**Task directions**
Which lines hold the string "Output"? Copy every one of them.

**Excerpted records**
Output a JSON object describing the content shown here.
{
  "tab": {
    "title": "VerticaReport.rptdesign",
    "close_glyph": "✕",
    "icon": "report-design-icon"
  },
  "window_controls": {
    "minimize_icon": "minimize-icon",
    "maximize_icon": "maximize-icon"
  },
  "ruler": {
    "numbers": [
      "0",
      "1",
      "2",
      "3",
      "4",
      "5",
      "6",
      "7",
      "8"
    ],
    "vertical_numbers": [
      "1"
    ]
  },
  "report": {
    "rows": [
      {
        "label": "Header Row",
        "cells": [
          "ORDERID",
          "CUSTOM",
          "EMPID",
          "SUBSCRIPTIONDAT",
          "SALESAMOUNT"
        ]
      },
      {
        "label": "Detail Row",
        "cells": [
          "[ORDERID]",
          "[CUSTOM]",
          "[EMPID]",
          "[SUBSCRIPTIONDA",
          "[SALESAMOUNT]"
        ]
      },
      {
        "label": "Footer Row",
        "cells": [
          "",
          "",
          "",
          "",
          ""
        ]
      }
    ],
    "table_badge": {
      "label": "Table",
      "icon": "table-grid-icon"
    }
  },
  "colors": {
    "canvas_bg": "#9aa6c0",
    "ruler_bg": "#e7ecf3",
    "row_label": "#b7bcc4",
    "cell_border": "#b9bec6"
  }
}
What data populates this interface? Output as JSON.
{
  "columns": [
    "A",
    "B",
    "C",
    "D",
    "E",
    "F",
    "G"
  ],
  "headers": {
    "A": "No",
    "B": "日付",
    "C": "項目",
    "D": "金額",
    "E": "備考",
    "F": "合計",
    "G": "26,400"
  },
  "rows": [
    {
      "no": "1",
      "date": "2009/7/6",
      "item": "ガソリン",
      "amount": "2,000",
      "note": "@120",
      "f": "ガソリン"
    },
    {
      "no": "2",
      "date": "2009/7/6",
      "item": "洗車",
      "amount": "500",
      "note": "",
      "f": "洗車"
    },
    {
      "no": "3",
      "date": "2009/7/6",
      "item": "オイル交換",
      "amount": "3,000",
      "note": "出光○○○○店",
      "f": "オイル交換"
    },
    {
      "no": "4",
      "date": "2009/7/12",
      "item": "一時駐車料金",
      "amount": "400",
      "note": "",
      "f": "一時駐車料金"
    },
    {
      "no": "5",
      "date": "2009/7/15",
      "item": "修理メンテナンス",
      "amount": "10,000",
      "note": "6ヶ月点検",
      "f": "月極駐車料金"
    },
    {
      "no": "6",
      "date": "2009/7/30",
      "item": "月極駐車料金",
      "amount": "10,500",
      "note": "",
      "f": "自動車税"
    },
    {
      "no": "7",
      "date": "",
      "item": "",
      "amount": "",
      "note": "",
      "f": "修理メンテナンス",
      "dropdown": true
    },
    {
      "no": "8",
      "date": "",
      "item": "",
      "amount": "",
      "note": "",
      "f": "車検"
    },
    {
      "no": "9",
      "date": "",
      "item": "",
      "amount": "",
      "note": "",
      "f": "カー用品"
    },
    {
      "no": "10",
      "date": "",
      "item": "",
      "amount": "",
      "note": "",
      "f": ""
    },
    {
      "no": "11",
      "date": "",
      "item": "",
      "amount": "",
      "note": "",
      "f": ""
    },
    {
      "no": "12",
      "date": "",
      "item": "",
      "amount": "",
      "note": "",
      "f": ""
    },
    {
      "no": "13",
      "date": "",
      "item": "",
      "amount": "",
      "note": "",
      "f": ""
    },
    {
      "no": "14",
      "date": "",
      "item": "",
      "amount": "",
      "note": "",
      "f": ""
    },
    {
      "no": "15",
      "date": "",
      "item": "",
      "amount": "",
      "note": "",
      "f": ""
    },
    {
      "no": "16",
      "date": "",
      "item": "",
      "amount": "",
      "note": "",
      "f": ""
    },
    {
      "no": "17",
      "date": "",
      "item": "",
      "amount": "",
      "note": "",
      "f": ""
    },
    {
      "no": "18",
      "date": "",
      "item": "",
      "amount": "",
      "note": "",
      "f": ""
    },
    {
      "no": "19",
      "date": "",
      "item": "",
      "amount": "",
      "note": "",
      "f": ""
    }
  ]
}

**The result**
Output a JSON object describing the content shown here.
What data populates this interface? Output as JSON.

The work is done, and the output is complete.